# TASK TO COMPLETE:
Check each line of the listing for the word "style" and report how many lines contain it, giving nothing but the number.

# AVAILABLE RECORDS:

* START *

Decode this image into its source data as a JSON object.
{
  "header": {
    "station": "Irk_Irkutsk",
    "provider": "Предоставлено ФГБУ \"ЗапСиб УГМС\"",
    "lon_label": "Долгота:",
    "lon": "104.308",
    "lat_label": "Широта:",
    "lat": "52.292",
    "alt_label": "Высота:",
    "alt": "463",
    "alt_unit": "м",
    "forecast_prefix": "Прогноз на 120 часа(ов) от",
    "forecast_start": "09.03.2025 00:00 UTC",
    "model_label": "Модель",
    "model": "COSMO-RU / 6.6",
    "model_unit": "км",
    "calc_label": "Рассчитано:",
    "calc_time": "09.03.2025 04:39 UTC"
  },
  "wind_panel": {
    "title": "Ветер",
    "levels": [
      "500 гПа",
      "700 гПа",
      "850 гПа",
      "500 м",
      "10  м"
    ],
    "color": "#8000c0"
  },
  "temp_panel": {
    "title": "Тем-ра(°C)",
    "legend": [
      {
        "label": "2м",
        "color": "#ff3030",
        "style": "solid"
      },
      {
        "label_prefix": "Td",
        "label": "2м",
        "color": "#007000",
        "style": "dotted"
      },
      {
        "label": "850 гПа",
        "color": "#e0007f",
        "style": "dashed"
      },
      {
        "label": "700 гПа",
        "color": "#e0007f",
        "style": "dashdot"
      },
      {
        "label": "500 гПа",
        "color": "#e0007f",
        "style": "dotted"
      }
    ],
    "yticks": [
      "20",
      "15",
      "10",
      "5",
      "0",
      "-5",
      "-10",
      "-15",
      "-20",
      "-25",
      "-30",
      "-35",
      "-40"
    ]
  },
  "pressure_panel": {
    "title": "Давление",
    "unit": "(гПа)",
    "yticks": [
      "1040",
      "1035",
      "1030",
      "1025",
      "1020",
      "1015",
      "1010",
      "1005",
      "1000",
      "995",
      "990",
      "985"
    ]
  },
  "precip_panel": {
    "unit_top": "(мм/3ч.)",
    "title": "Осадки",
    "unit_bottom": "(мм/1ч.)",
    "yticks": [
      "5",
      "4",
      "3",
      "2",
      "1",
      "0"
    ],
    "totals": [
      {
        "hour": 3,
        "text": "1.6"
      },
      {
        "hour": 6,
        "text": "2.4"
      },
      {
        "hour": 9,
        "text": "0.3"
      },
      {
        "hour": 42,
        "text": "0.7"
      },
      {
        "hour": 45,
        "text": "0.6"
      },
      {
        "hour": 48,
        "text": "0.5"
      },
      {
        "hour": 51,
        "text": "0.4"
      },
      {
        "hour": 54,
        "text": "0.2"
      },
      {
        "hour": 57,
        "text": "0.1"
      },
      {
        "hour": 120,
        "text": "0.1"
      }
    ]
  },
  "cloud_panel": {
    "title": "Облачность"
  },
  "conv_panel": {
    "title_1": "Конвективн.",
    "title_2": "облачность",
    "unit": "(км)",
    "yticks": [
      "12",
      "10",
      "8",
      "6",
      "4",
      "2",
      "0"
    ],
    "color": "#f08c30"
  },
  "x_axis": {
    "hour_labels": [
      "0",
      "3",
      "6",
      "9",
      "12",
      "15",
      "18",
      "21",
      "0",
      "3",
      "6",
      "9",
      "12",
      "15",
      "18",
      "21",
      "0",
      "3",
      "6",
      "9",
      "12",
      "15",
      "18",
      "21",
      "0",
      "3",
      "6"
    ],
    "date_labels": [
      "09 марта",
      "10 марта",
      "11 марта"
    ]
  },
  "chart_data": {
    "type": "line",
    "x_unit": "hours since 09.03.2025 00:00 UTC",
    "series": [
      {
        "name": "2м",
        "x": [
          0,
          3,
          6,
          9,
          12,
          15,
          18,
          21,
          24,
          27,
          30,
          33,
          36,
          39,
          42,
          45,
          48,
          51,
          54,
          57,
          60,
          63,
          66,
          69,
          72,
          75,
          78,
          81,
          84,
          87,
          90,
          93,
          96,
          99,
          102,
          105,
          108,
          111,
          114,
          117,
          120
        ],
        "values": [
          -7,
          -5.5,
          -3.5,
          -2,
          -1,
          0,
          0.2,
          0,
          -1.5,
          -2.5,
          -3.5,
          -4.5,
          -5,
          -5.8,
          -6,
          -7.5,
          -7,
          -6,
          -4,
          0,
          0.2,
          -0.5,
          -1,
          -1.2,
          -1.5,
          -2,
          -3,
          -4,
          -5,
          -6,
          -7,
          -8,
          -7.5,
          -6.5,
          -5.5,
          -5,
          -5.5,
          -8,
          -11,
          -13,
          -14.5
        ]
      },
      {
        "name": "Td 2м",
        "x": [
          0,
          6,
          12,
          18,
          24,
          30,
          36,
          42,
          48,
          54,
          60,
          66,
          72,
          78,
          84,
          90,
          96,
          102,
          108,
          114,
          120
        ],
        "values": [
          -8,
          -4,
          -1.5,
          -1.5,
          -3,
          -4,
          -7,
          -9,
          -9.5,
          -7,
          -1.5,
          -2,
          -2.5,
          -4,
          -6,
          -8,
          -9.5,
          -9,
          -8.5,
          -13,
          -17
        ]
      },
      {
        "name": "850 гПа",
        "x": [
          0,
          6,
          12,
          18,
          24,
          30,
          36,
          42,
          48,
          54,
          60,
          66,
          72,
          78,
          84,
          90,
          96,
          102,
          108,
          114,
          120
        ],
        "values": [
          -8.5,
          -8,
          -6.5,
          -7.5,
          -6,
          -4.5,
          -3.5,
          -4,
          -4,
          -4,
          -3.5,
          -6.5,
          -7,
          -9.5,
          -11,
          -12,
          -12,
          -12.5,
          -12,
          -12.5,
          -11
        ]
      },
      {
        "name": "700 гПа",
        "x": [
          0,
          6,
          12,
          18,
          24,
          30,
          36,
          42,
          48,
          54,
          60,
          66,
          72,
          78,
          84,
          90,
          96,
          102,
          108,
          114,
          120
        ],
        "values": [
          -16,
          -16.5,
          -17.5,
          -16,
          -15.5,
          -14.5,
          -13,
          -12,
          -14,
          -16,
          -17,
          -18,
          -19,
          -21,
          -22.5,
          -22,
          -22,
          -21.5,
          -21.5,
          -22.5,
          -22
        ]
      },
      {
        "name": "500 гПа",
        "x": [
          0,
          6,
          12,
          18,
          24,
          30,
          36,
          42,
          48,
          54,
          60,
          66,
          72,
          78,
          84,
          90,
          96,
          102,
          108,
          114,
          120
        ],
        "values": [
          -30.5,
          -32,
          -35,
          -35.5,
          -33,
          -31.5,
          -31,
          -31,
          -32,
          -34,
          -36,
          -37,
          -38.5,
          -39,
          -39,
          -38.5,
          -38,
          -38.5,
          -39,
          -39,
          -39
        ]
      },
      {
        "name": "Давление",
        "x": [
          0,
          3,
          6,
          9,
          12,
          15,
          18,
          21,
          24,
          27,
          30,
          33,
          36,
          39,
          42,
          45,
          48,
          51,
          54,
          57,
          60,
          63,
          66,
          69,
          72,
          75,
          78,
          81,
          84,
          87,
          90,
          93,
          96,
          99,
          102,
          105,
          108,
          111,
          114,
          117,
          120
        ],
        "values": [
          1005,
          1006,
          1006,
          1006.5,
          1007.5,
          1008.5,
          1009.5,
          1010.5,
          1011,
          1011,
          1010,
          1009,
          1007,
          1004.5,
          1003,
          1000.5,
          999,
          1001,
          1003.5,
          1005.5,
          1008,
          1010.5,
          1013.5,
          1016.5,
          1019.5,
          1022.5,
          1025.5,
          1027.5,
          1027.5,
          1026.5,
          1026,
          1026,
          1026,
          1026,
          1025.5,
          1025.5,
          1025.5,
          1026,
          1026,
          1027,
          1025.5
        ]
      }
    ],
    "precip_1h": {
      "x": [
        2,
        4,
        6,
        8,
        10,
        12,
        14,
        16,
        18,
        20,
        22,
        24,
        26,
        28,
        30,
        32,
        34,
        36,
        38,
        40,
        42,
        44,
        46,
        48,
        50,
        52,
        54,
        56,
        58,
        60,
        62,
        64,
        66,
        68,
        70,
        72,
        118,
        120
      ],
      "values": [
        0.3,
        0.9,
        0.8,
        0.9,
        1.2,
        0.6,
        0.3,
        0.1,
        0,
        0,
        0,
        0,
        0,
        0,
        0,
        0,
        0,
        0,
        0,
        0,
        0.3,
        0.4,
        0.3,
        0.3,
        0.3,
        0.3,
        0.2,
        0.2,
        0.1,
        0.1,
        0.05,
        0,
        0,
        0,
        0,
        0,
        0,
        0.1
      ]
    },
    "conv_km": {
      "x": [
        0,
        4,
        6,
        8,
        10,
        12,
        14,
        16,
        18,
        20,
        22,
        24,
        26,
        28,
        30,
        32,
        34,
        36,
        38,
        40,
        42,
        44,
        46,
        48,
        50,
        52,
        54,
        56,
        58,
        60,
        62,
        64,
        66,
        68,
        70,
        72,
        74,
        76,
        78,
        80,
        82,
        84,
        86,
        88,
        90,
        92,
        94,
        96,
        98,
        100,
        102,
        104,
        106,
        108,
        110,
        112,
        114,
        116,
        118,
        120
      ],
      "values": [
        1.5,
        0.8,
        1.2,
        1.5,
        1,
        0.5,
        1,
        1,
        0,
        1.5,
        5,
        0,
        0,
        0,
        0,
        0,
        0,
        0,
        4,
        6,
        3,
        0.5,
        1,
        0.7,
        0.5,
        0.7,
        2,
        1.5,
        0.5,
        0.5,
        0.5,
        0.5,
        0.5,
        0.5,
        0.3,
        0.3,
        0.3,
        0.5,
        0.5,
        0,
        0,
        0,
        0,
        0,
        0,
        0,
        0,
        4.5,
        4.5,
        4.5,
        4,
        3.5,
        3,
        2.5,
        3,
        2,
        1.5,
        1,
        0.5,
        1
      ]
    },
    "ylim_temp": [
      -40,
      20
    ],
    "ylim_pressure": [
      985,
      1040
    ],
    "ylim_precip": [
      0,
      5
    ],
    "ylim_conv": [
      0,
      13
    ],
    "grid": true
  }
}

* END *

# FINAL ANSWER:
5